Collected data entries
···

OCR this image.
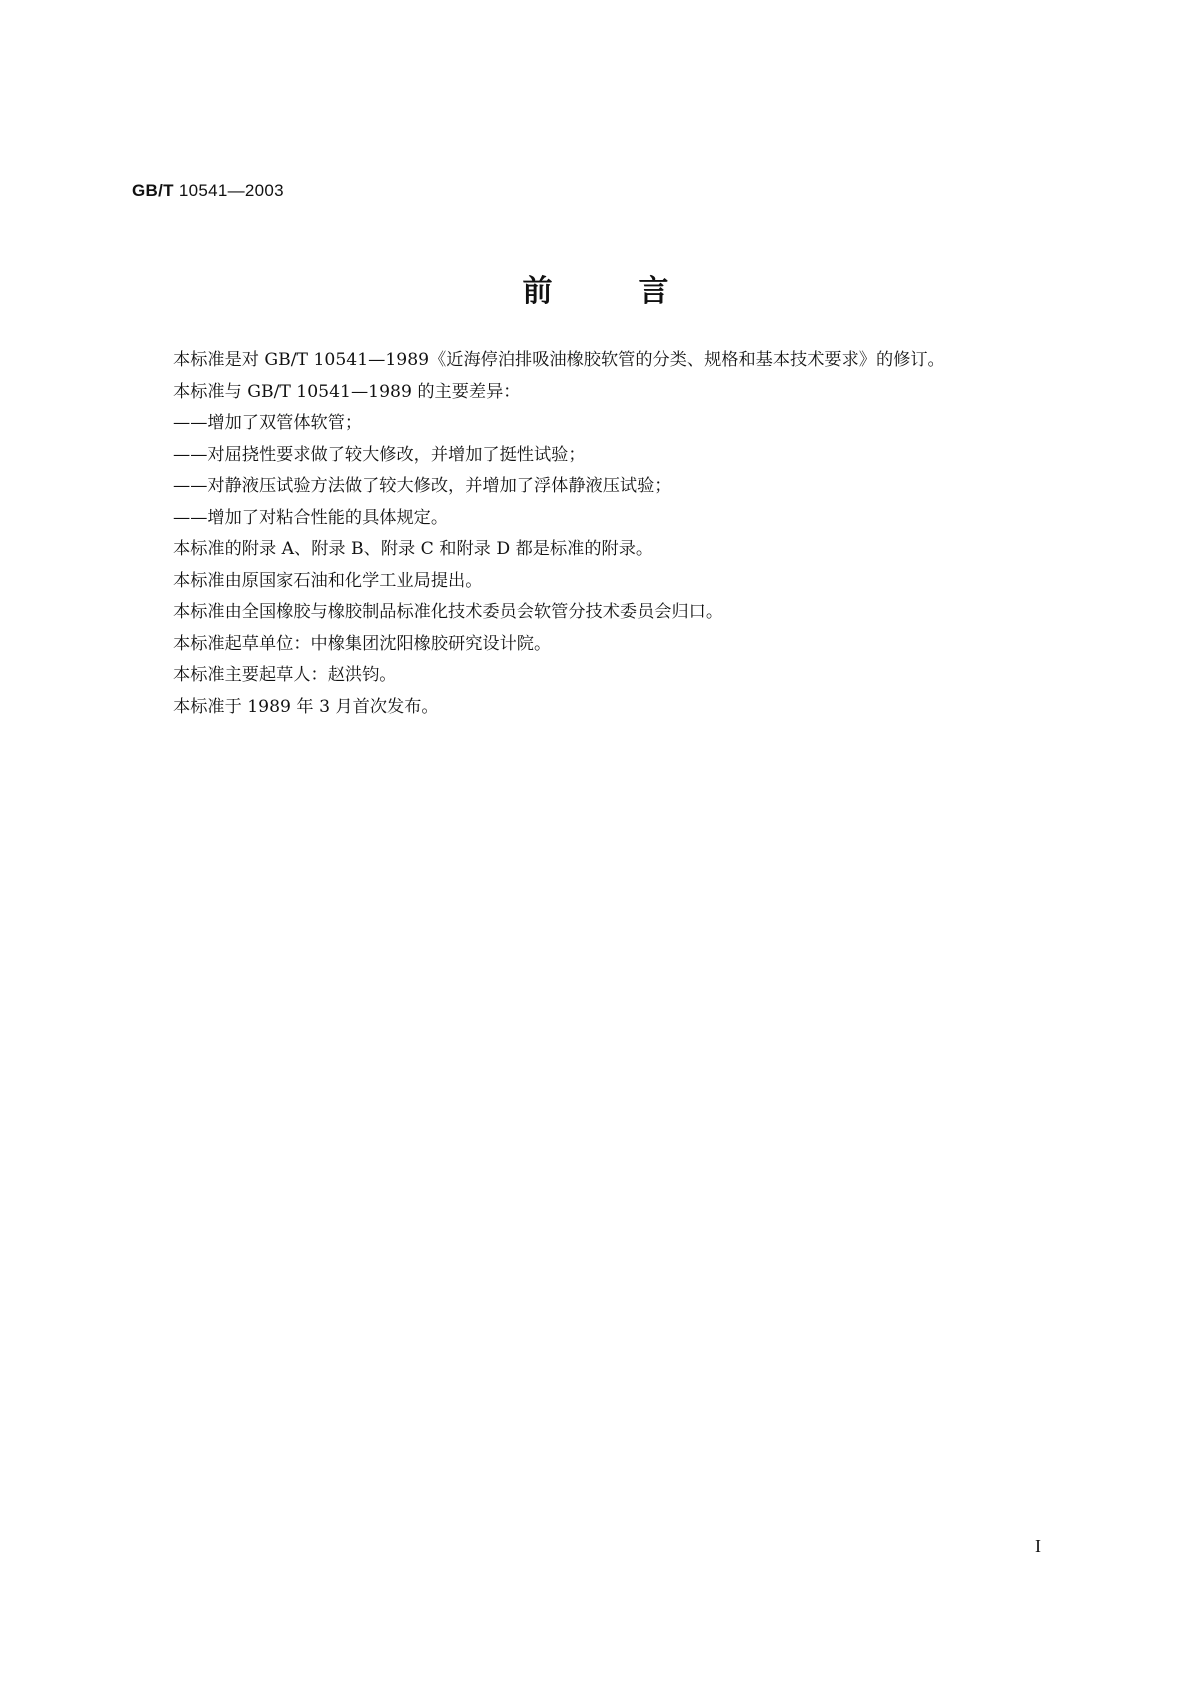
GB/T 10541—2003
前言
本标准是对 GB/T 10541—1989《近海停泊排吸油橡胶软管的分类、规格和基本技术要求》的修订。
本标准与 GB/T 10541—1989 的主要差异：
——增加了双管体软管；
——对屈挠性要求做了较大修改，并增加了挺性试验；
——对静液压试验方法做了较大修改，并增加了浮体静液压试验；
——增加了对粘合性能的具体规定。
本标准的附录 A、附录 B、附录 C 和附录 D 都是标准的附录。
本标准由原国家石油和化学工业局提出。
本标准由全国橡胶与橡胶制品标准化技术委员会软管分技术委员会归口。
本标准起草单位：中橡集团沈阳橡胶研究设计院。
本标准主要起草人：赵洪钧。
本标准于 1989 年 3 月首次发布。
I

···

[EXERCISE GOAL]:
Repeat the listing verbatim. Skip the pictures.

[FINAL ANSWER]:
OCR this image.
GB/T 10541—2003
前言
本标准是对 GB/T 10541—1989《近海停泊排吸油橡胶软管的分类、规格和基本技术要求》的修订。
本标准与 GB/T 10541—1989 的主要差异：
——增加了双管体软管；
——对屈挠性要求做了较大修改，并增加了挺性试验；
——对静液压试验方法做了较大修改，并增加了浮体静液压试验；
——增加了对粘合性能的具体规定。
本标准的附录 A、附录 B、附录 C 和附录 D 都是标准的附录。
本标准由原国家石油和化学工业局提出。
本标准由全国橡胶与橡胶制品标准化技术委员会软管分技术委员会归口。
本标准起草单位：中橡集团沈阳橡胶研究设计院。
本标准主要起草人：赵洪钧。
本标准于 1989 年 3 月首次发布。
I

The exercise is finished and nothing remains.